* **Your objective**
Reproduce all of the data that follows, character for character.

* **Dataset excerpts**
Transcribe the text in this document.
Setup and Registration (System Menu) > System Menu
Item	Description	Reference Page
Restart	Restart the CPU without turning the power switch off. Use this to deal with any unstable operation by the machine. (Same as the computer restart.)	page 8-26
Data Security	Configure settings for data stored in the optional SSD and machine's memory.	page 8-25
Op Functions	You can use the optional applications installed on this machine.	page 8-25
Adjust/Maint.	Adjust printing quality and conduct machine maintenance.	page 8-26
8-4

* **Answer in full**
Transcribe the text in this document.
Setup and Registration (System Menu) > System Menu
Item	Description	Reference Page
Restart	Restart the CPU without turning the power switch off. Use this to deal with any unstable operation by the machine. (Same as the computer restart.)	page 8-26
Data Security	Configure settings for data stored in the optional SSD and machine's memory.	page 8-25
Op Functions	You can use the optional applications installed on this machine.	page 8-25
Adjust/Maint.	Adjust printing quality and conduct machine maintenance.	page 8-26
8-4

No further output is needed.